::: Records for this exercise
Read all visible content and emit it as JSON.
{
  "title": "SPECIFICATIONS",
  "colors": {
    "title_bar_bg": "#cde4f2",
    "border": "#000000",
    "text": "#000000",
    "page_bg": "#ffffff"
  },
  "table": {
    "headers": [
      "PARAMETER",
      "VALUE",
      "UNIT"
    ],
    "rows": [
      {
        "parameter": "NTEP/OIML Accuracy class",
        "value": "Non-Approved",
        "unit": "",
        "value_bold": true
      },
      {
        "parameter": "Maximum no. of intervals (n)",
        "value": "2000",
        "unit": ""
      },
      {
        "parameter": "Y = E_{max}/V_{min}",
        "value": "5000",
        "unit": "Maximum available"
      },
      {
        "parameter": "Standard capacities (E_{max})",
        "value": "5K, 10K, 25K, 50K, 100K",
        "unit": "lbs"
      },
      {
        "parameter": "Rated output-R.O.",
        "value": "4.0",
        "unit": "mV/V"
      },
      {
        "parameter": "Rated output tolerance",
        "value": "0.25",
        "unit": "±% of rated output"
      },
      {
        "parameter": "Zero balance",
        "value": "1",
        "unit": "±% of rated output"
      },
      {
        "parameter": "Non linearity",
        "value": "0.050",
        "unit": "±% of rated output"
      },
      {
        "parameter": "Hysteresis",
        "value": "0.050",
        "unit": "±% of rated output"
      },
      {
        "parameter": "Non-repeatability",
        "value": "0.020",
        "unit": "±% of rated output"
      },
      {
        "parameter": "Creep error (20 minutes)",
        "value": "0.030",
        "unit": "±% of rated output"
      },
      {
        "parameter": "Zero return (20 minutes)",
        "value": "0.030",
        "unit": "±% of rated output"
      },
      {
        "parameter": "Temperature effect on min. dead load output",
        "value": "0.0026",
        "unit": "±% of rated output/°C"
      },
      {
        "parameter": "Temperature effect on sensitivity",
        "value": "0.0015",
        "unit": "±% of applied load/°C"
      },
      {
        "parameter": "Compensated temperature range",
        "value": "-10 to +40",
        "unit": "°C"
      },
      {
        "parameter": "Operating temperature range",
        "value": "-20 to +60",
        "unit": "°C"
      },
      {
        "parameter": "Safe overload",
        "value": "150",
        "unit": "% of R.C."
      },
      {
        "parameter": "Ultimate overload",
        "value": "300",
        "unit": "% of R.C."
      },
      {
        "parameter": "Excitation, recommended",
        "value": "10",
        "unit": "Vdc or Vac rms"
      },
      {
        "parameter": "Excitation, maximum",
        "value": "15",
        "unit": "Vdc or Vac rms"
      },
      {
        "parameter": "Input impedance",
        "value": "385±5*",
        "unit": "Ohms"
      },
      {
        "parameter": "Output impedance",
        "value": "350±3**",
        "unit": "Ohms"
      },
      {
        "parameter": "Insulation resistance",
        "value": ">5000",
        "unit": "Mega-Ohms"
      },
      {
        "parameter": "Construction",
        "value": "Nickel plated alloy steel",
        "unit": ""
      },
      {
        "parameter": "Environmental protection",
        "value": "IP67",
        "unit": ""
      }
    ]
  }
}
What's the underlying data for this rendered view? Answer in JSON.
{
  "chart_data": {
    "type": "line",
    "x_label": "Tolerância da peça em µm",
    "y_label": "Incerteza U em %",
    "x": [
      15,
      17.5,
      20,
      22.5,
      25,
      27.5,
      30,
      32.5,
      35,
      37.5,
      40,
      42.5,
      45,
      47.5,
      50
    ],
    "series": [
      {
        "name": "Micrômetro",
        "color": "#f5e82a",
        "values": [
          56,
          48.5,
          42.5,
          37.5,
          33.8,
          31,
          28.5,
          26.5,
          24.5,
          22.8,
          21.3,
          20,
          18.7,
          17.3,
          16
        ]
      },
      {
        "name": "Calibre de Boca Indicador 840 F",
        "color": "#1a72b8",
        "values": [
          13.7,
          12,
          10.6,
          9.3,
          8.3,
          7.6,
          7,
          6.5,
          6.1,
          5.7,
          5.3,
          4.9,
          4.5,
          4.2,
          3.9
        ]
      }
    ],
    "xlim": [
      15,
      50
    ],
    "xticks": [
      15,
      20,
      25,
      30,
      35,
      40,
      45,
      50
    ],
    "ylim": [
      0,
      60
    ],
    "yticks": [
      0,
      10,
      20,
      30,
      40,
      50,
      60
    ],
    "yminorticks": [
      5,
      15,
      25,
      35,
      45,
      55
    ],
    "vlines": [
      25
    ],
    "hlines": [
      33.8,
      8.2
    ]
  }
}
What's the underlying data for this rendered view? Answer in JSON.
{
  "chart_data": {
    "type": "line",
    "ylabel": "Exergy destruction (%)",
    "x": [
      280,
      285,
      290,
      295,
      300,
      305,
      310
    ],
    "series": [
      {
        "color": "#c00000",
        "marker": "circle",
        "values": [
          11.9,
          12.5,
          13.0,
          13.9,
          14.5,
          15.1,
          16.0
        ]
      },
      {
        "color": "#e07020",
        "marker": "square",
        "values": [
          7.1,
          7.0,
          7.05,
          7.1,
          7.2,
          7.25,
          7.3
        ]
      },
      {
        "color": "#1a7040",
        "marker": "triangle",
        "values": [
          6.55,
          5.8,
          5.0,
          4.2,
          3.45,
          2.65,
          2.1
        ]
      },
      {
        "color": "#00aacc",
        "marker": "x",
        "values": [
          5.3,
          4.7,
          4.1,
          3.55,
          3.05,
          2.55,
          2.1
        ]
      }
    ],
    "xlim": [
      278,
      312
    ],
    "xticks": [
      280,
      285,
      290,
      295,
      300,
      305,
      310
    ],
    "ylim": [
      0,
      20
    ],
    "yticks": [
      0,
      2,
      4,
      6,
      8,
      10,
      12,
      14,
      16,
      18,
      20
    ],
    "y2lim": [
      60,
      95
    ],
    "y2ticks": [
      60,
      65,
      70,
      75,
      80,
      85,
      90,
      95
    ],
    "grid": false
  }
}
::::::
## Exercise aim
Copy all of the data. Keep every word exactly as it is.

## Answer to the problem
Read all visible content and emit it as JSON.
{
  "title": "SPECIFICATIONS",
  "colors": {
    "title_bar_bg": "#cde4f2",
    "border": "#000000",
    "text": "#000000",
    "page_bg": "#ffffff"
  },
  "table": {
    "headers": [
      "PARAMETER",
      "VALUE",
      "UNIT"
    ],
    "rows": [
      {
        "parameter": "NTEP/OIML Accuracy class",
        "value": "Non-Approved",
        "unit": "",
        "value_bold": true
      },
      {
        "parameter": "Maximum no. of intervals (n)",
        "value": "2000",
        "unit": ""
      },
      {
        "parameter": "Y = E_{max}/V_{min}",
        "value": "5000",
        "unit": "Maximum available"
      },
      {
        "parameter": "Standard capacities (E_{max})",
        "value": "5K, 10K, 25K, 50K, 100K",
        "unit": "lbs"
      },
      {
        "parameter": "Rated output-R.O.",
        "value": "4.0",
        "unit": "mV/V"
      },
      {
        "parameter": "Rated output tolerance",
        "value": "0.25",
        "unit": "±% of rated output"
      },
      {
        "parameter": "Zero balance",
        "value": "1",
        "unit": "±% of rated output"
      },
      {
        "parameter": "Non linearity",
        "value": "0.050",
        "unit": "±% of rated output"
      },
      {
        "parameter": "Hysteresis",
        "value": "0.050",
        "unit": "±% of rated output"
      },
      {
        "parameter": "Non-repeatability",
        "value": "0.020",
        "unit": "±% of rated output"
      },
      {
        "parameter": "Creep error (20 minutes)",
        "value": "0.030",
        "unit": "±% of rated output"
      },
      {
        "parameter": "Zero return (20 minutes)",
        "value": "0.030",
        "unit": "±% of rated output"
      },
      {
        "parameter": "Temperature effect on min. dead load output",
        "value": "0.0026",
        "unit": "±% of rated output/°C"
      },
      {
        "parameter": "Temperature effect on sensitivity",
        "value": "0.0015",
        "unit": "±% of applied load/°C"
      },
      {
        "parameter": "Compensated temperature range",
        "value": "-10 to +40",
        "unit": "°C"
      },
      {
        "parameter": "Operating temperature range",
        "value": "-20 to +60",
        "unit": "°C"
      },
      {
        "parameter": "Safe overload",
        "value": "150",
        "unit": "% of R.C."
      },
      {
        "parameter": "Ultimate overload",
        "value": "300",
        "unit": "% of R.C."
      },
      {
        "parameter": "Excitation, recommended",
        "value": "10",
        "unit": "Vdc or Vac rms"
      },
      {
        "parameter": "Excitation, maximum",
        "value": "15",
        "unit": "Vdc or Vac rms"
      },
      {
        "parameter": "Input impedance",
        "value": "385±5*",
        "unit": "Ohms"
      },
      {
        "parameter": "Output impedance",
        "value": "350±3**",
        "unit": "Ohms"
      },
      {
        "parameter": "Insulation resistance",
        "value": ">5000",
        "unit": "Mega-Ohms"
      },
      {
        "parameter": "Construction",
        "value": "Nickel plated alloy steel",
        "unit": ""
      },
      {
        "parameter": "Environmental protection",
        "value": "IP67",
        "unit": ""
      }
    ]
  }
}
What's the underlying data for this rendered view? Answer in JSON.
{
  "chart_data": {
    "type": "line",
    "x_label": "Tolerância da peça em µm",
    "y_label": "Incerteza U em %",
    "x": [
      15,
      17.5,
      20,
      22.5,
      25,
      27.5,
      30,
      32.5,
      35,
      37.5,
      40,
      42.5,
      45,
      47.5,
      50
    ],
    "series": [
      {
        "name": "Micrômetro",
        "color": "#f5e82a",
        "values": [
          56,
          48.5,
          42.5,
          37.5,
          33.8,
          31,
          28.5,
          26.5,
          24.5,
          22.8,
          21.3,
          20,
          18.7,
          17.3,
          16
        ]
      },
      {
        "name": "Calibre de Boca Indicador 840 F",
        "color": "#1a72b8",
        "values": [
          13.7,
          12,
          10.6,
          9.3,
          8.3,
          7.6,
          7,
          6.5,
          6.1,
          5.7,
          5.3,
          4.9,
          4.5,
          4.2,
          3.9
        ]
      }
    ],
    "xlim": [
      15,
      50
    ],
    "xticks": [
      15,
      20,
      25,
      30,
      35,
      40,
      45,
      50
    ],
    "ylim": [
      0,
      60
    ],
    "yticks": [
      0,
      10,
      20,
      30,
      40,
      50,
      60
    ],
    "yminorticks": [
      5,
      15,
      25,
      35,
      45,
      55
    ],
    "vlines": [
      25
    ],
    "hlines": [
      33.8,
      8.2
    ]
  }
}
What's the underlying data for this rendered view? Answer in JSON.
{
  "chart_data": {
    "type": "line",
    "ylabel": "Exergy destruction (%)",
    "x": [
      280,
      285,
      290,
      295,
      300,
      305,
      310
    ],
    "series": [
      {
        "color": "#c00000",
        "marker": "circle",
        "values": [
          11.9,
          12.5,
          13.0,
          13.9,
          14.5,
          15.1,
          16.0
        ]
      },
      {
        "color": "#e07020",
        "marker": "square",
        "values": [
          7.1,
          7.0,
          7.05,
          7.1,
          7.2,
          7.25,
          7.3
        ]
      },
      {
        "color": "#1a7040",
        "marker": "triangle",
        "values": [
          6.55,
          5.8,
          5.0,
          4.2,
          3.45,
          2.65,
          2.1
        ]
      },
      {
        "color": "#00aacc",
        "marker": "x",
        "values": [
          5.3,
          4.7,
          4.1,
          3.55,
          3.05,
          2.55,
          2.1
        ]
      }
    ],
    "xlim": [
      278,
      312
    ],
    "xticks": [
      280,
      285,
      290,
      295,
      300,
      305,
      310
    ],
    "ylim": [
      0,
      20
    ],
    "yticks": [
      0,
      2,
      4,
      6,
      8,
      10,
      12,
      14,
      16,
      18,
      20
    ],
    "y2lim": [
      60,
      95
    ],
    "y2ticks": [
      60,
      65,
      70,
      75,
      80,
      85,
      90,
      95
    ],
    "grid": false
  }
}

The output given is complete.